EXERCISE MATERIAL:
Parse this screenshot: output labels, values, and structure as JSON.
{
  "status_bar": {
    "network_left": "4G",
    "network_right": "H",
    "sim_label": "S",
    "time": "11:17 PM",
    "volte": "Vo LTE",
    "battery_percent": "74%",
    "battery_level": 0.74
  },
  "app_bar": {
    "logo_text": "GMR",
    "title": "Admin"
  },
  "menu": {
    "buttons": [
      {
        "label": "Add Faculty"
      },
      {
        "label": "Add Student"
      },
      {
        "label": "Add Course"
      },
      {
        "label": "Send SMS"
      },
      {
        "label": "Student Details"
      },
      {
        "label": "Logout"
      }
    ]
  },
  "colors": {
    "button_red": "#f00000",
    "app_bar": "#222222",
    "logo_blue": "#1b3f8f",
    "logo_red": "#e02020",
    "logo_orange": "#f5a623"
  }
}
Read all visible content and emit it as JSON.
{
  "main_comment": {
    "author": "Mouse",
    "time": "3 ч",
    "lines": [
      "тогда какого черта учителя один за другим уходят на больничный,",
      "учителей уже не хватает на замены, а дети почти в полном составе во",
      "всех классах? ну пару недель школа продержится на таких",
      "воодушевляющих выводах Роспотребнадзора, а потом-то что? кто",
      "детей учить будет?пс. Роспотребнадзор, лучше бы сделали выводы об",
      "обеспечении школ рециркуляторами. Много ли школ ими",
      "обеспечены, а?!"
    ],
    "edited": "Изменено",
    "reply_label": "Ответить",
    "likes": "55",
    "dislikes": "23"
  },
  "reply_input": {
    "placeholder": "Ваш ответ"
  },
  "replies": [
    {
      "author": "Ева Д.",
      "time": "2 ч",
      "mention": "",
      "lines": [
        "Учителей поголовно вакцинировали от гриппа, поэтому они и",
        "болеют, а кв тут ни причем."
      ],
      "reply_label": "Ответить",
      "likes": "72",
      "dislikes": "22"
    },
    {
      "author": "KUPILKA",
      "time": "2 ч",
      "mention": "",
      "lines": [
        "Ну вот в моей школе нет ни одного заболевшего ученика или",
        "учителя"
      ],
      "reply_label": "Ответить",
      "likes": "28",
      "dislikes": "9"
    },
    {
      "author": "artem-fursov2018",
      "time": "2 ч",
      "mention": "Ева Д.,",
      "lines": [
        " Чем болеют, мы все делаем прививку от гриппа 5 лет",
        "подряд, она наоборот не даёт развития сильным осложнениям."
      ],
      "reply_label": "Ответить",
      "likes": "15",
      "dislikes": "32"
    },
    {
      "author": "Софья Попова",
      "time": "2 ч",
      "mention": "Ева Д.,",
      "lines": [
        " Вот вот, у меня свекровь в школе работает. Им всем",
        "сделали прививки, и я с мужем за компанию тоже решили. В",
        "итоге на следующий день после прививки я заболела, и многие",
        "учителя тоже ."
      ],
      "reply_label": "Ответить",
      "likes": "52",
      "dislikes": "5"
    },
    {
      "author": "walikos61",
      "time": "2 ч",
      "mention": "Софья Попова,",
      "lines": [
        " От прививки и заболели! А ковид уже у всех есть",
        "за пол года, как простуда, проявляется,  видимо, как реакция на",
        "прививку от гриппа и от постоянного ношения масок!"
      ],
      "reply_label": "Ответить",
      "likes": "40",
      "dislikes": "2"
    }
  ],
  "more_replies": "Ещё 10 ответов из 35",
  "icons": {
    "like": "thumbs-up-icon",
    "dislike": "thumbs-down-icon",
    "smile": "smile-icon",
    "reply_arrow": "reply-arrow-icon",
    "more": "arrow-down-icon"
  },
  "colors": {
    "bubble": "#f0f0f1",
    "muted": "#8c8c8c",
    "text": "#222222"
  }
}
...
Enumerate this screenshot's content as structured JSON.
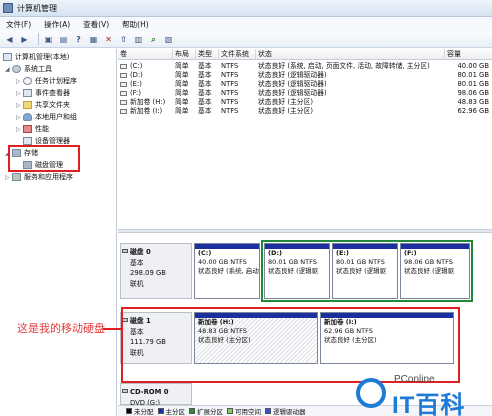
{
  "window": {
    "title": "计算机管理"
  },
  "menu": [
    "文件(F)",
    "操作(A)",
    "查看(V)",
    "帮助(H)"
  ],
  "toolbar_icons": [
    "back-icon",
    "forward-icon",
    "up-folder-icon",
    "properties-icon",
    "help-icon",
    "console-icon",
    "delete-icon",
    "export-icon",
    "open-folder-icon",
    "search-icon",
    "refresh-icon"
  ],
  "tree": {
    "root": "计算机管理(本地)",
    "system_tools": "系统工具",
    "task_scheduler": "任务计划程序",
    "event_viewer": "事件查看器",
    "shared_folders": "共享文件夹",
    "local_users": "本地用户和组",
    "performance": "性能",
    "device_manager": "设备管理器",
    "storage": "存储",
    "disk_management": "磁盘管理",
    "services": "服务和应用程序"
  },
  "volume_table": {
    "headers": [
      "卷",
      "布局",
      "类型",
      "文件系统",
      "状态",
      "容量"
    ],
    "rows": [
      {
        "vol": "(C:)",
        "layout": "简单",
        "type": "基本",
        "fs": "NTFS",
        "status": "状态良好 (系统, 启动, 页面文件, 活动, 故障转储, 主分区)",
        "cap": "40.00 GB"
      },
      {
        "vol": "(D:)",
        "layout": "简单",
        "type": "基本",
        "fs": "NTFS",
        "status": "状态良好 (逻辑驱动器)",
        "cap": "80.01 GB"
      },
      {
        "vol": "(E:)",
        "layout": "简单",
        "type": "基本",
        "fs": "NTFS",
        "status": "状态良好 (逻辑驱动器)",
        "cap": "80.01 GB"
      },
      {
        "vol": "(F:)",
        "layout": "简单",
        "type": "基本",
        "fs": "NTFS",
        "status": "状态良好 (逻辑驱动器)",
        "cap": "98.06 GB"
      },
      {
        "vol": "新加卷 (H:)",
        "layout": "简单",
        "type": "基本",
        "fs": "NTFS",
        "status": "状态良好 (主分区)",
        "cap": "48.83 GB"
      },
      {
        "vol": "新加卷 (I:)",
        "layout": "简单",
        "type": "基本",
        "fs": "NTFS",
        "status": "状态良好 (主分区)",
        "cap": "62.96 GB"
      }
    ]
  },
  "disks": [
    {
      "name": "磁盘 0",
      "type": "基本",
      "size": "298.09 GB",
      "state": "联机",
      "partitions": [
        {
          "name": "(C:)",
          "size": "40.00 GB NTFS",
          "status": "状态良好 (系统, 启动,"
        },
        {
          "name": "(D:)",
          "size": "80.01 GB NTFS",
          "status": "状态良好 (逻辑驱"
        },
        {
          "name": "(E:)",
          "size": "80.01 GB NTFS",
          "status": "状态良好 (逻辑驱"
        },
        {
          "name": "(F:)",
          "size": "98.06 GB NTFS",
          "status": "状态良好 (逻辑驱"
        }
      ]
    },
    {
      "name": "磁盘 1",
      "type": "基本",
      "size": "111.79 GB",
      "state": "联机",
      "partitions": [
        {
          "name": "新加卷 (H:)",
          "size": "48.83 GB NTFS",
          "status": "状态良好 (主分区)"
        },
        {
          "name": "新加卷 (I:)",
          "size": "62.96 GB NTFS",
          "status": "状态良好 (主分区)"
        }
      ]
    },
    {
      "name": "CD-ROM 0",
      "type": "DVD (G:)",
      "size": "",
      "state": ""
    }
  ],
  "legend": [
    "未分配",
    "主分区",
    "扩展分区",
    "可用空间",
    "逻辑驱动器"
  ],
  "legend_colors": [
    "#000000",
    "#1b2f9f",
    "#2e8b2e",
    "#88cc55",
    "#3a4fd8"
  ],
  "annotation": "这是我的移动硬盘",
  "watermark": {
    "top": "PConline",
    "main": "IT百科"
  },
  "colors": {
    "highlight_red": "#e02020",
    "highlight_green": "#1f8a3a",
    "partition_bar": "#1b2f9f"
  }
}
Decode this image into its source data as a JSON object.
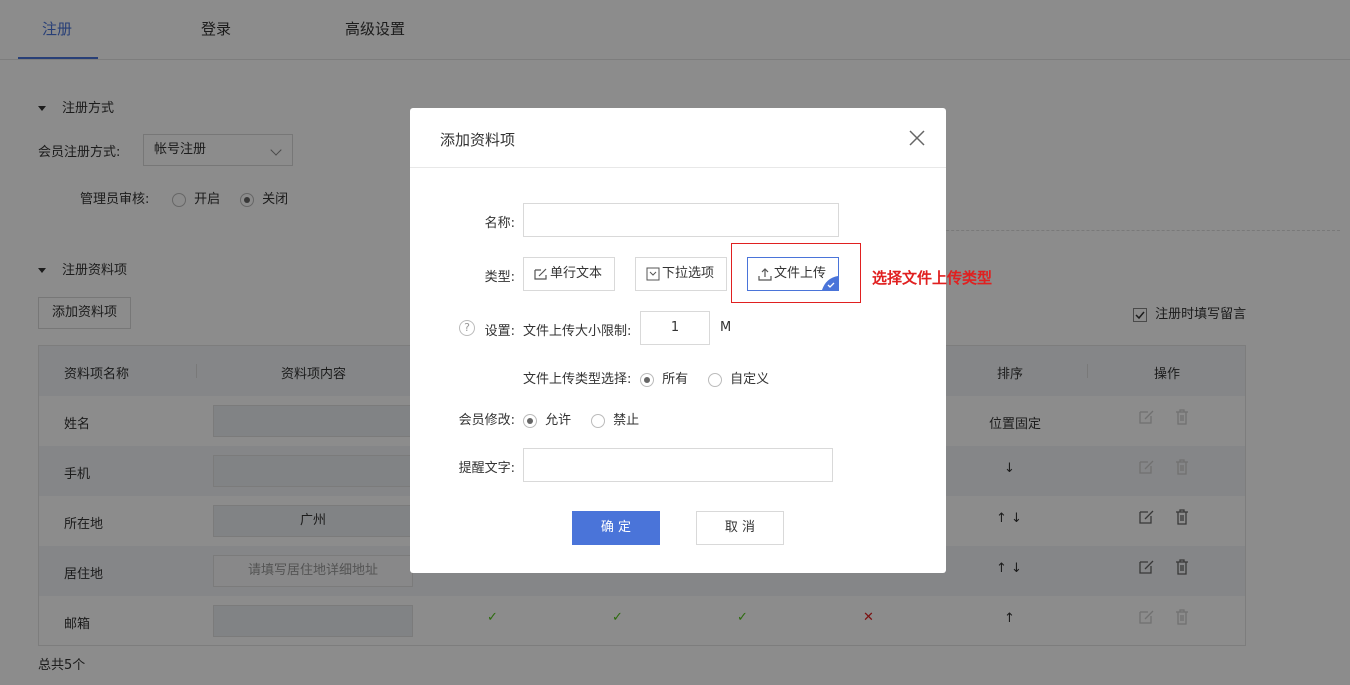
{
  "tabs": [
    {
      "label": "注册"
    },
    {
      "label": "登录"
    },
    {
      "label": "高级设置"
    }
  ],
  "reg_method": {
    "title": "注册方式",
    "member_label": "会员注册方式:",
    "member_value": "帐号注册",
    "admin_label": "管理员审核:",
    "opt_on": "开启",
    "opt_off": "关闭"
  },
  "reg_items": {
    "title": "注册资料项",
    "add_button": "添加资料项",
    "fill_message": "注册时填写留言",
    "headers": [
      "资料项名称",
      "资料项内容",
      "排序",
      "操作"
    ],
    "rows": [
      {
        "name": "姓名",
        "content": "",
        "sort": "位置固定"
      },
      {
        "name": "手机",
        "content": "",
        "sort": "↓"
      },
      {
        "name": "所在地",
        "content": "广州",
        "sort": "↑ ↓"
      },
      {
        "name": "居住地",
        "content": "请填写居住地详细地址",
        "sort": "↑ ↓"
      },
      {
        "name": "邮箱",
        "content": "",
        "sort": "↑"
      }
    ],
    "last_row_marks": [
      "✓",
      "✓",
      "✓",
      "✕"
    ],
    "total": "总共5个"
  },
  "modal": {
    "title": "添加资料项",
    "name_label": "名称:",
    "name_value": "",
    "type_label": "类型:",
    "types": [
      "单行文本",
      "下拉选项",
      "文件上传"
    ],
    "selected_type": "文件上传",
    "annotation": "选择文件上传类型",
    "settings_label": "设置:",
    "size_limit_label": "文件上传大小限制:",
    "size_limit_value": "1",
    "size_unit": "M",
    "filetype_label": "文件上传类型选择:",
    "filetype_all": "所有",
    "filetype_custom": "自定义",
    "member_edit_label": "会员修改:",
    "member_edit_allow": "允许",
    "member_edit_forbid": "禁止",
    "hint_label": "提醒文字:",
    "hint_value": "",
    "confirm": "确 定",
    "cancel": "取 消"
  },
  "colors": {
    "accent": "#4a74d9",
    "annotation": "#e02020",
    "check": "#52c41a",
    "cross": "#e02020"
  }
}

TASK OBJECTIVE:
Count the lines in the entries above that include the string "dislikes", then give only that figure.

TASK RESULT:
6